___ Extrait

Lobe
avatar 20/12/2021 @ 22:30:40
Vingt ans en arrière, j’avais sept verts printemps. A l’époque, j’aurais bien tenté par exemple de charmer une Brique, grâce à celle rencontrée entre deux pages de l’Ile des Zertes de Ponti. Ses mondes me faisaient rire aux éclats. Ça compte, une entrée dans la lecture sur le dos de la drôlerie.

Pour moi, donc, Critiques Libres, ça ne fait pas vingt ans. Si j’égrène bien le temps, quand je posterai ce texte le vingt décembre à vingt heures, dix ans, cinq mois, trois semaines et un jour se seront écoulés depuis mon inscription. Mais il est encore loin le vingt décembre. On est le neuf, ce soir où, installée sur un canapé de la maison de mes parents, j’écris les premiers mots de ce texte.

Et puis, saut en avant, on est déjà le dix-neuf aujourd’hui, tandis que je commence à taper ce que j’avais rédigé à l’encre en petites pattes de chenille, dix jours plus tôt. Il faisait un sale temps le neuf décembre, et j’étais fatiguée. C’est le cas encore aujourd’hui. Dans ma vie ces derniers mois, des circonstances décousent à la serpe le tissu de mon monde. Je ne serai pas beaucoup plus explicite, ce n’est ni précisément le lieu, ni tout à fait l’heure.

Critiques Libres est bien un lieu, pour moi. Au précédent anniversaire, pour les dix ans de Vos Ecrits, j’en avais fait un hangar, celui de l’ « U. ecqrilibristes », sis « Rte Sibile Cirqus ». Ces anagrammes me ravissent toujours. C’est la facétie de l’écrit : je renoue avec ce qu’un moi antérieur, dont je zieute aujourd’hui la trace le cœur content, a pu produire en deux temps trois mouvements.

______
___ Extrait de données

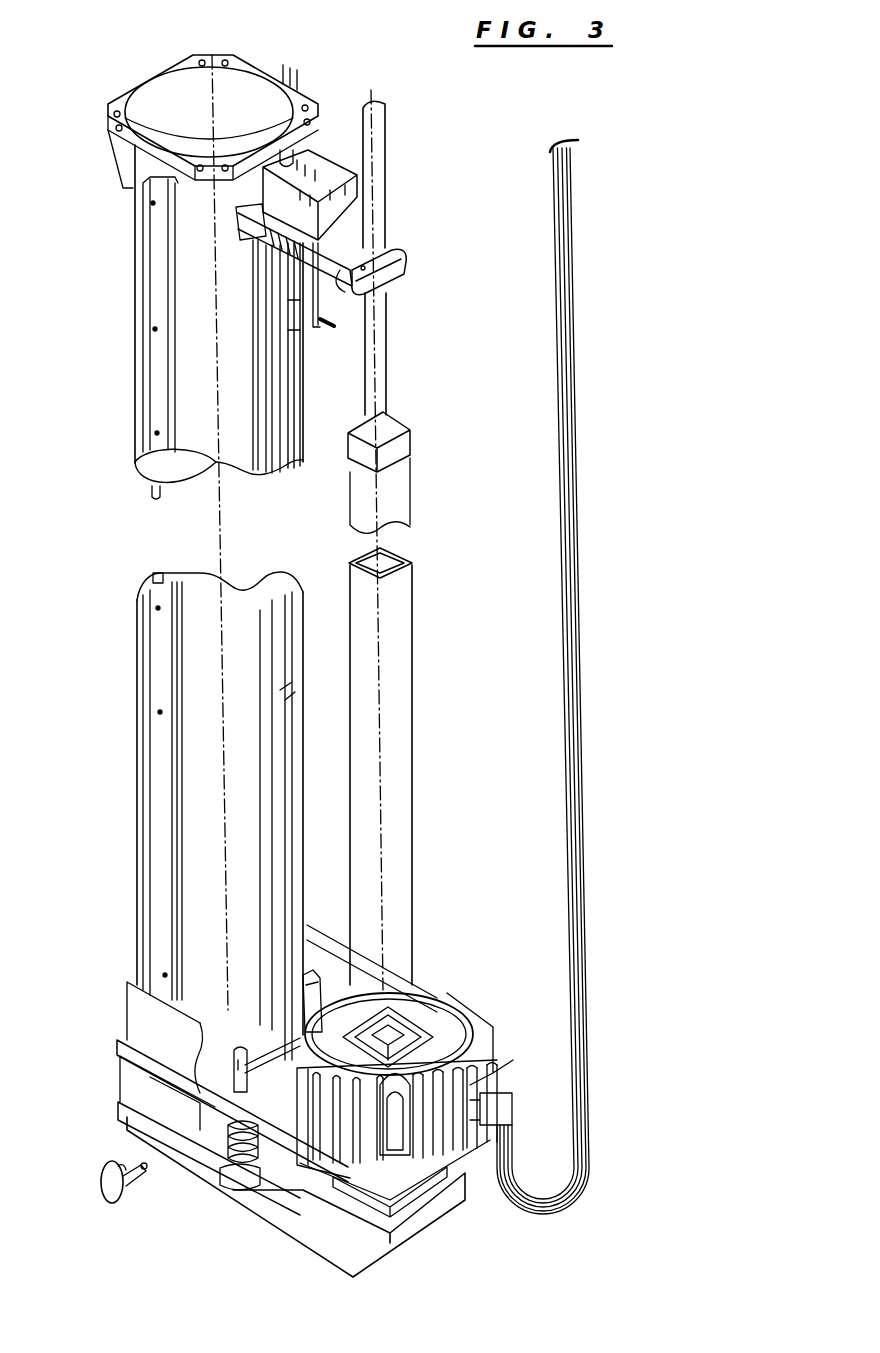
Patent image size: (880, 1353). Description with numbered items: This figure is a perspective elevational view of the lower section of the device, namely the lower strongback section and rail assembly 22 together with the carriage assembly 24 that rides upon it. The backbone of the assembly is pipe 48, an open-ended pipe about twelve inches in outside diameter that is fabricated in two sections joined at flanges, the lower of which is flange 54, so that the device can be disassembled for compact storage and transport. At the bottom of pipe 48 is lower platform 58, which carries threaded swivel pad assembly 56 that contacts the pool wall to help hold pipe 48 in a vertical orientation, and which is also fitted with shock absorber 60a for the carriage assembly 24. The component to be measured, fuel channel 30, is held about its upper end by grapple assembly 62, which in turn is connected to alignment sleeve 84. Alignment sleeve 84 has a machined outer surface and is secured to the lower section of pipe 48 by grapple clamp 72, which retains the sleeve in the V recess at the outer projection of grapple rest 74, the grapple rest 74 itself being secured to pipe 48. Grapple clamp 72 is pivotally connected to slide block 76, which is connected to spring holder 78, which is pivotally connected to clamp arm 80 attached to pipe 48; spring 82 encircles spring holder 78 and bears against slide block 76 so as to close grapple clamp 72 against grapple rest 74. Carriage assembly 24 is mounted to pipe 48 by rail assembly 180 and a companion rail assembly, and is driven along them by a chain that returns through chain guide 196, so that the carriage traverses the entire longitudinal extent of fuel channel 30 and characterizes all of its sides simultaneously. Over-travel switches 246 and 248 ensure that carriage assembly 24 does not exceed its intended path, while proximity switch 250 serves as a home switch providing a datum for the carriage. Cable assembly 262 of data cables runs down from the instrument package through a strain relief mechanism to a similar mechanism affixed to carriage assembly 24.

______

Poursuivez le texte d'anniversaire consacré à Critiques Libres en reprenant juste après sa dernière phrase.

- [Réponse attendue]:
Le mouvement de l’écriture, oui, et parfois celui de la lecture. Je viens de commencer le roman Milkman, d’Anna Burns, à peine de quoi en avoir lu les trois premières pages. Une jeune femme marche le long d’une route avec à sa main le livre Ivanhoe. Je revois des photos de moi à dix ans, plongée dans le troisième tome d’Artemis Fowl sur une plage de Corse. Je suis bosse figée, sur un rocher à l’air avenant, le livre à la couverture rouge entre mes mains.

Le premier Artemis Fowl est sorti en France il y a vingt ans, au moment où Critiques Libres faisait son apparition. Je l’ai emprunté quelques mois plus tard, à la médiathèque de Forbach. C’était mon havre du samedi, à l’époque. Le souvenir de la configuration des secteurs est indélébile : Jeunesse au premier ; Adulte au deuxième ; CDs et DVDs au troisième. Les magazines et revues sont au rez-de-chaussée. J’ai eu, selon les périodes, différentes chorégraphies entre les étages. Les premières années, mon équation favorite, sans temps d’arrêt, était 1+3, puis 1+2+3. Vers la fin, j’en parcourais la totalité : 2+3+1+RDC. Seulement, mon passage au premier servait désormais à vérifier que les titres tant aimés, avant, étaient toujours dans les rayonnages.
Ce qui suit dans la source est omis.